● **What to do**
In the listing that follows, count every line with the word "Quantiles" in it and write only the total.

● **Given entries**

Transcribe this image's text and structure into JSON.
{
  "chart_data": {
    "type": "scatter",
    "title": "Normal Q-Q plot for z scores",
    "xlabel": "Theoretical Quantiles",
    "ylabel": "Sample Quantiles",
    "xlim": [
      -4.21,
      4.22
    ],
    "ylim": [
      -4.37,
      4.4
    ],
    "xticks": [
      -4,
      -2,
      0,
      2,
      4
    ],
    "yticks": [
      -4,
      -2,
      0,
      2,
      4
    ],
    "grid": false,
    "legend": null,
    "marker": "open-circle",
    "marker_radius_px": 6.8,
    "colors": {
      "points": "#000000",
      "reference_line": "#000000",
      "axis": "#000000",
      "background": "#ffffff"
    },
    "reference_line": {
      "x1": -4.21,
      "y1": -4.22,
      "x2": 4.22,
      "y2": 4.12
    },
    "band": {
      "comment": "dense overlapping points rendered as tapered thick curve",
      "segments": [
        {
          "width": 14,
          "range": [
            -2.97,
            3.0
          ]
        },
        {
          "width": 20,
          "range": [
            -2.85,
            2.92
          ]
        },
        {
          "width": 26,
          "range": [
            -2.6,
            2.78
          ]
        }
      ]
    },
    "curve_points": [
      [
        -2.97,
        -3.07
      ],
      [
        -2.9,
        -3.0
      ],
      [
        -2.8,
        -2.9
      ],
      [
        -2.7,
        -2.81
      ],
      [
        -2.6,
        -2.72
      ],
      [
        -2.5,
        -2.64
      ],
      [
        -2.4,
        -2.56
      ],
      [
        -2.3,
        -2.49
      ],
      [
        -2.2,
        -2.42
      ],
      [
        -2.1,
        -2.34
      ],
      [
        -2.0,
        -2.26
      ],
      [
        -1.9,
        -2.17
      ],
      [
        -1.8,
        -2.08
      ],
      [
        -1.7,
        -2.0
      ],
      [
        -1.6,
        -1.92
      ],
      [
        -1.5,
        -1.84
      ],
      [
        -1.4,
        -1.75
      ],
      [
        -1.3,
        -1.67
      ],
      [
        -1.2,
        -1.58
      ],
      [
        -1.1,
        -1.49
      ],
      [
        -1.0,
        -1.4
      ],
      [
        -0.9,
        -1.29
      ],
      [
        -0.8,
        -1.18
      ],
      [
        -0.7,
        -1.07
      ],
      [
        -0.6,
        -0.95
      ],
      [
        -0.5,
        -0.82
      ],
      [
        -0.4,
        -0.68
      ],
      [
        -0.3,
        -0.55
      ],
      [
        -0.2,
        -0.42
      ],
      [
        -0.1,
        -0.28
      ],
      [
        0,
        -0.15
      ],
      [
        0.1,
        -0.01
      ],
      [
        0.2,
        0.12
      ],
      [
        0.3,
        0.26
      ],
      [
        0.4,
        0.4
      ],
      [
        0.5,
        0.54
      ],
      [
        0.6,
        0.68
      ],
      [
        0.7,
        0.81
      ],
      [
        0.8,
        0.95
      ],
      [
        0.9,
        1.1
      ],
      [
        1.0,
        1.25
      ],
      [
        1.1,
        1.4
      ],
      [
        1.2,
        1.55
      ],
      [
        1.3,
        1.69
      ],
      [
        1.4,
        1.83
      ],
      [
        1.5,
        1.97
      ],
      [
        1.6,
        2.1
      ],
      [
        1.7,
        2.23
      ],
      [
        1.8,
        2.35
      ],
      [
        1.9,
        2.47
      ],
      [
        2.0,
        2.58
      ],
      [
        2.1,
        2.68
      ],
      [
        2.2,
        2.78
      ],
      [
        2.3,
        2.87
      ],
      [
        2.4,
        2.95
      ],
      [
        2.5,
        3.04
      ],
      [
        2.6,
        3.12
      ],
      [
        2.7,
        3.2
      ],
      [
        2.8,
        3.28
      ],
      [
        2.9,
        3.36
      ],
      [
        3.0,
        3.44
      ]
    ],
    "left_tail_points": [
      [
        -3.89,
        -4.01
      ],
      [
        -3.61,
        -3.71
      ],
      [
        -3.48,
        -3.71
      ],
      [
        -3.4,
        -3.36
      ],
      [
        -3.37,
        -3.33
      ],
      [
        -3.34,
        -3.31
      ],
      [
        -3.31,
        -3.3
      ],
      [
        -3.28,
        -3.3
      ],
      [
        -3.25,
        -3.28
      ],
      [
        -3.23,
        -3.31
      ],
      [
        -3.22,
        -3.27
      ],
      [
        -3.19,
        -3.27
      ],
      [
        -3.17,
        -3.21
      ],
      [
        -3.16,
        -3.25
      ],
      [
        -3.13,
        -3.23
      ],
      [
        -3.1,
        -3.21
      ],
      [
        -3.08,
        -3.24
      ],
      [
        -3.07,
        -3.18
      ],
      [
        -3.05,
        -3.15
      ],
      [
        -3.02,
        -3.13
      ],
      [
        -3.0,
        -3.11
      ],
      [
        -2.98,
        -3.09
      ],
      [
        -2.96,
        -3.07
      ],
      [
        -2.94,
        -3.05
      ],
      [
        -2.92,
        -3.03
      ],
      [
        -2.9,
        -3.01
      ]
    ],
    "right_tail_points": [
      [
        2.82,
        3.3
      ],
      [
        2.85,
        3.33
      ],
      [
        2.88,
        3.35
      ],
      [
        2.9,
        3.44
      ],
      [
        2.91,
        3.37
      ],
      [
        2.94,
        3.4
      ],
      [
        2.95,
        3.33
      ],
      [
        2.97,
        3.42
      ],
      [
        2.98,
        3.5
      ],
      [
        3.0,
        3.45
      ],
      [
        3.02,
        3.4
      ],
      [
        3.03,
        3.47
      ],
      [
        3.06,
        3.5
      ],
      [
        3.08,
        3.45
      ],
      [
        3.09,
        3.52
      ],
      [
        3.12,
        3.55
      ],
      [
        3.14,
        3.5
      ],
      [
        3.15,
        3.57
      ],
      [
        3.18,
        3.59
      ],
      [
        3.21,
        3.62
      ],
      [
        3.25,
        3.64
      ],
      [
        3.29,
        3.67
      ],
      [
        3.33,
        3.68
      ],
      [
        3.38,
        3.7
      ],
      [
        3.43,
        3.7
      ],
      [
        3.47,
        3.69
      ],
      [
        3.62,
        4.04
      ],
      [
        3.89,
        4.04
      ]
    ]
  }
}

● **Solution to the problem**
2